:: TO DO ::
Read the lines below. Copy out any that hold the string "ylabel".

####################

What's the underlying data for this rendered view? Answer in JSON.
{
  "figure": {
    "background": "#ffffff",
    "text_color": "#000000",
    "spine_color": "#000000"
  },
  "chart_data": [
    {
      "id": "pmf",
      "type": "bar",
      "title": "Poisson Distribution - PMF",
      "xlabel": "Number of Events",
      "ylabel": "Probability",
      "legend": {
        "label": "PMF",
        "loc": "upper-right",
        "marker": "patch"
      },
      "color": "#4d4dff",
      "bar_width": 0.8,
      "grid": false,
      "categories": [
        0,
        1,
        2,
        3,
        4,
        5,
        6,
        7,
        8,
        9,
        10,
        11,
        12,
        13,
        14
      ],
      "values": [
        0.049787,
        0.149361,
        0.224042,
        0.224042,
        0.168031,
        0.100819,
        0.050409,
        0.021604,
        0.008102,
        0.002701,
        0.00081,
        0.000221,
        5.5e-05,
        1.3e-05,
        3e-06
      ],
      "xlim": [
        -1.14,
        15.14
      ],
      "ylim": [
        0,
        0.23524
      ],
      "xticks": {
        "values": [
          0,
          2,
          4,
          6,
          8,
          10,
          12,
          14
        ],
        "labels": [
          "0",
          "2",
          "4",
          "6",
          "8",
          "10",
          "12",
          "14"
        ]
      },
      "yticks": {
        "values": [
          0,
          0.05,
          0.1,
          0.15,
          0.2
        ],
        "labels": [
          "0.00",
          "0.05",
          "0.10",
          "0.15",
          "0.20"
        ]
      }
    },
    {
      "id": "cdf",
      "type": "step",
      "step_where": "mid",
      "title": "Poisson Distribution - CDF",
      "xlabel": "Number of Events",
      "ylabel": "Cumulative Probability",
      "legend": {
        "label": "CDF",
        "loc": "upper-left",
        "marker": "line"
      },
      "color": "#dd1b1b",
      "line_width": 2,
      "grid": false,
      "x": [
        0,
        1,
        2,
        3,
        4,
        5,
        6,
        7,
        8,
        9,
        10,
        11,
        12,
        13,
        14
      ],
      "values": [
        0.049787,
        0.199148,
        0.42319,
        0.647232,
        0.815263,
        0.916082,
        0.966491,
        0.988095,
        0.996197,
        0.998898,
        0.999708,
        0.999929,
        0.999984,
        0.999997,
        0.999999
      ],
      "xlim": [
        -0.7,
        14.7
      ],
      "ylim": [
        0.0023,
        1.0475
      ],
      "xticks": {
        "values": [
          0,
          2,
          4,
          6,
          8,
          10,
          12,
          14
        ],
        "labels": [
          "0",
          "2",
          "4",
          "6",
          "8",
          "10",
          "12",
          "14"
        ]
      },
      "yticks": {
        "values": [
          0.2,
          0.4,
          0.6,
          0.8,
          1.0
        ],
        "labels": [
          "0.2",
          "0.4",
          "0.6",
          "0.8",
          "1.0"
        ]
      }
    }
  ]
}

####################

:: EXERCISE RESPONSE ::
      "ylabel": "Probability",
      "ylabel": "Cumulative Probability",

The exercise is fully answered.